Collection entries
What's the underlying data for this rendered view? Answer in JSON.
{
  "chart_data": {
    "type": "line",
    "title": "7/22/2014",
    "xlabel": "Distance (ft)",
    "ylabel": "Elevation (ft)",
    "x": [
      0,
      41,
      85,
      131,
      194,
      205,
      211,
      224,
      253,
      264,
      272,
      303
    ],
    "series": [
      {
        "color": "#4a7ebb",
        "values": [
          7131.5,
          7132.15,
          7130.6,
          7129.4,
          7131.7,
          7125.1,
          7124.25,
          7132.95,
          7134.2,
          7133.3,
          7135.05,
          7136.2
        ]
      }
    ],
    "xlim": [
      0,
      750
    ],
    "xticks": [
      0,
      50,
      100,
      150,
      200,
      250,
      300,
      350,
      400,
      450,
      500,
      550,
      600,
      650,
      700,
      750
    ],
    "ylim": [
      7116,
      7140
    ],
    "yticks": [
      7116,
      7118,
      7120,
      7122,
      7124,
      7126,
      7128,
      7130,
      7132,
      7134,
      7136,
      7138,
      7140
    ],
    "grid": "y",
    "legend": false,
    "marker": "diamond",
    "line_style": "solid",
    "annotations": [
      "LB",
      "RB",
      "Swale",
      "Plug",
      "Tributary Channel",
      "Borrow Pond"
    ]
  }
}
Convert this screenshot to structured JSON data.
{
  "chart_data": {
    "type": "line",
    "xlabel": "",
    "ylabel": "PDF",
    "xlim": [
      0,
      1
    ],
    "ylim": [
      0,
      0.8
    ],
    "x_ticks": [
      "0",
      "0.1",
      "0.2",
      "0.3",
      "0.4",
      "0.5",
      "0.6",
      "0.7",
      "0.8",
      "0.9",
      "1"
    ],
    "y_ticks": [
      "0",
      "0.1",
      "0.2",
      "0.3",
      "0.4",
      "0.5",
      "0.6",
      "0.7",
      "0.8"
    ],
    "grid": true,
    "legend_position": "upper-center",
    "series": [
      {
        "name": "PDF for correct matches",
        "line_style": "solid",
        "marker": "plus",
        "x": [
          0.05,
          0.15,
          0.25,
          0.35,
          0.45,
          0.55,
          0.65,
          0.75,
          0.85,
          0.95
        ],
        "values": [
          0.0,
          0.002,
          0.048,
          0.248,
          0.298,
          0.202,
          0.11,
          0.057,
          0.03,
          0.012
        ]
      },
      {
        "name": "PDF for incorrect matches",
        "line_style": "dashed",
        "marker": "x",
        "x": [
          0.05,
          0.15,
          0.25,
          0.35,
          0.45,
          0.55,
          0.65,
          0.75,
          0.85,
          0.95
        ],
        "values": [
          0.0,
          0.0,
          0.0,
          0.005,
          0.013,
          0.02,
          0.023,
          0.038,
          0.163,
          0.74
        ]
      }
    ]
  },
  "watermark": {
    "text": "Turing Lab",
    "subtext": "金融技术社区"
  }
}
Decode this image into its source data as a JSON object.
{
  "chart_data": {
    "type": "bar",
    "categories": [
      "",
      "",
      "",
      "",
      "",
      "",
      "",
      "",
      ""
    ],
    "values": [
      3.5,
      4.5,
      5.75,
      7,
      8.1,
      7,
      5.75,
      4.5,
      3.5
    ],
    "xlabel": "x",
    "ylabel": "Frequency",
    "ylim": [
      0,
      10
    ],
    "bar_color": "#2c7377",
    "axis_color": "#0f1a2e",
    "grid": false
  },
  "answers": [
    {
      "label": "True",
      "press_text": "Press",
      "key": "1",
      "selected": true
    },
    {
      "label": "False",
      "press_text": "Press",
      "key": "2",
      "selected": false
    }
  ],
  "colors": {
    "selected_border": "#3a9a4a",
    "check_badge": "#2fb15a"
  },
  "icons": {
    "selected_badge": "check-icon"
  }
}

Instructions to follow :: Copy all lines above containing the string "marker".

Answer ::
    "marker": "diamond",
        "marker": "plus",
        "marker": "x",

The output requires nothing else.